• THE EXERCISE: Your task is to repeat all of the data exactly while excluding the pictures.

• EXERCISE INPUT:
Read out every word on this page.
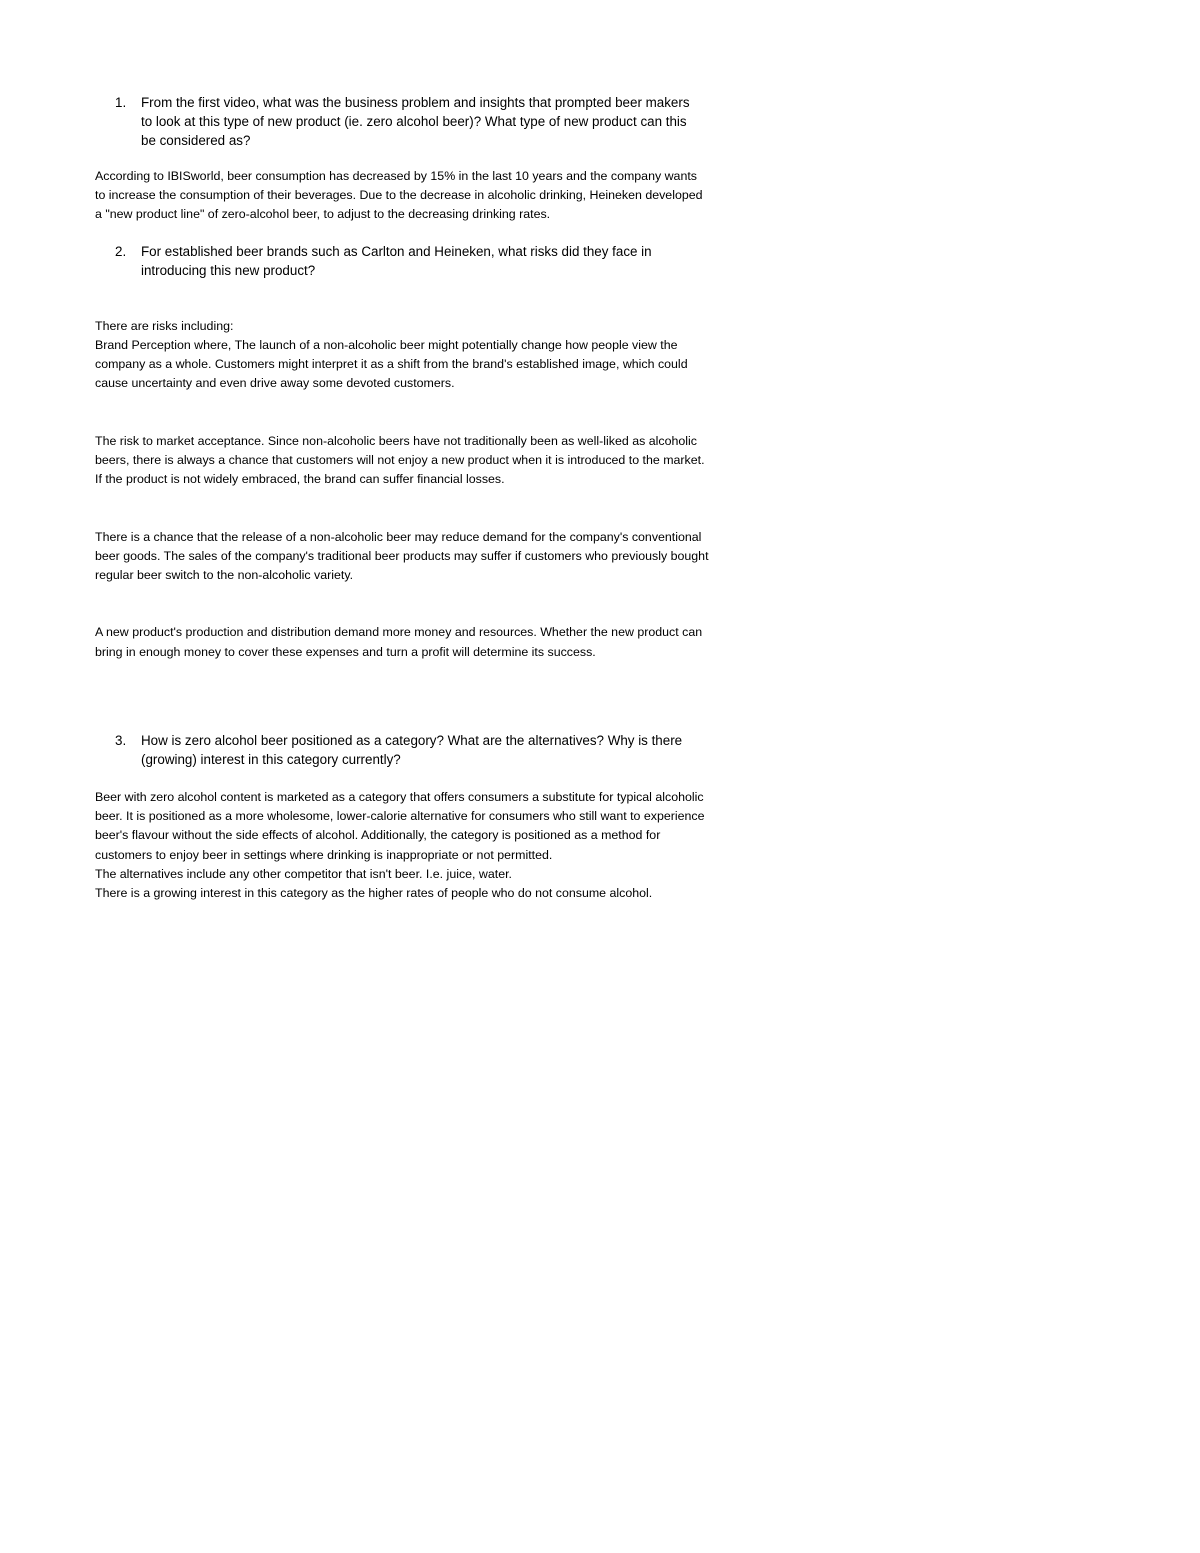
1.	From the first video, what was the business problem and insights that prompted beer makers to look at this type of new product (ie. zero alcohol beer)? What type of new product can this be considered as?
According to IBISworld, beer consumption has decreased by 15% in the last 10 years and the company wants to increase the consumption of their beverages. Due to the decrease in alcoholic drinking, Heineken developed a "new product line" of zero-alcohol beer, to adjust to the decreasing drinking rates.
2.	For established beer brands such as Carlton and Heineken, what risks did they face in introducing this new product?

There are risks including:
Brand Perception where, The launch of a non-alcoholic beer might potentially change how people view the company as a whole. Customers might interpret it as a shift from the brand's established image, which could cause uncertainty and even drive away some devoted customers.

The risk to market acceptance. Since non-alcoholic beers have not traditionally been as well-liked as alcoholic beers, there is always a chance that customers will not enjoy a new product when it is introduced to the market. If the product is not widely embraced, the brand can suffer financial losses.

There is a chance that the release of a non-alcoholic beer may reduce demand for the company's conventional beer goods. The sales of the company's traditional beer products may suffer if customers who previously bought regular beer switch to the non-alcoholic variety.

A new product's production and distribution demand more money and resources. Whether the new product can bring in enough money to cover these expenses and turn a profit will determine its success.

3.	How is zero alcohol beer positioned as a category? What are the alternatives? Why is there (growing) interest in this category currently?
Beer with zero alcohol content is marketed as a category that offers consumers a substitute for typical alcoholic beer. It is positioned as a more wholesome, lower-calorie alternative for consumers who still want to experience beer's flavour without the side effects of alcohol. Additionally, the category is positioned as a method for customers to enjoy beer in settings where drinking is inappropriate or not permitted.
The alternatives include any other competitor that isn't beer. I.e. juice, water.
There is a growing interest in this category as the higher rates of people who do not consume alcohol.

• REPLY TO THE EXERCISE:
Read out every word on this page.
1.	From the first video, what was the business problem and insights that prompted beer makers to look at this type of new product (ie. zero alcohol beer)? What type of new product can this be considered as?
According to IBISworld, beer consumption has decreased by 15% in the last 10 years and the company wants to increase the consumption of their beverages. Due to the decrease in alcoholic drinking, Heineken developed a "new product line" of zero-alcohol beer, to adjust to the decreasing drinking rates.
2.	For established beer brands such as Carlton and Heineken, what risks did they face in introducing this new product?

There are risks including:
Brand Perception where, The launch of a non-alcoholic beer might potentially change how people view the company as a whole. Customers might interpret it as a shift from the brand's established image, which could cause uncertainty and even drive away some devoted customers.

The risk to market acceptance. Since non-alcoholic beers have not traditionally been as well-liked as alcoholic beers, there is always a chance that customers will not enjoy a new product when it is introduced to the market. If the product is not widely embraced, the brand can suffer financial losses.

There is a chance that the release of a non-alcoholic beer may reduce demand for the company's conventional beer goods. The sales of the company's traditional beer products may suffer if customers who previously bought regular beer switch to the non-alcoholic variety.

A new product's production and distribution demand more money and resources. Whether the new product can bring in enough money to cover these expenses and turn a profit will determine its success.

3.	How is zero alcohol beer positioned as a category? What are the alternatives? Why is there (growing) interest in this category currently?
Beer with zero alcohol content is marketed as a category that offers consumers a substitute for typical alcoholic beer. It is positioned as a more wholesome, lower-calorie alternative for consumers who still want to experience beer's flavour without the side effects of alcohol. Additionally, the category is positioned as a method for customers to enjoy beer in settings where drinking is inappropriate or not permitted.
The alternatives include any other competitor that isn't beer. I.e. juice, water.
There is a growing interest in this category as the higher rates of people who do not consume alcohol.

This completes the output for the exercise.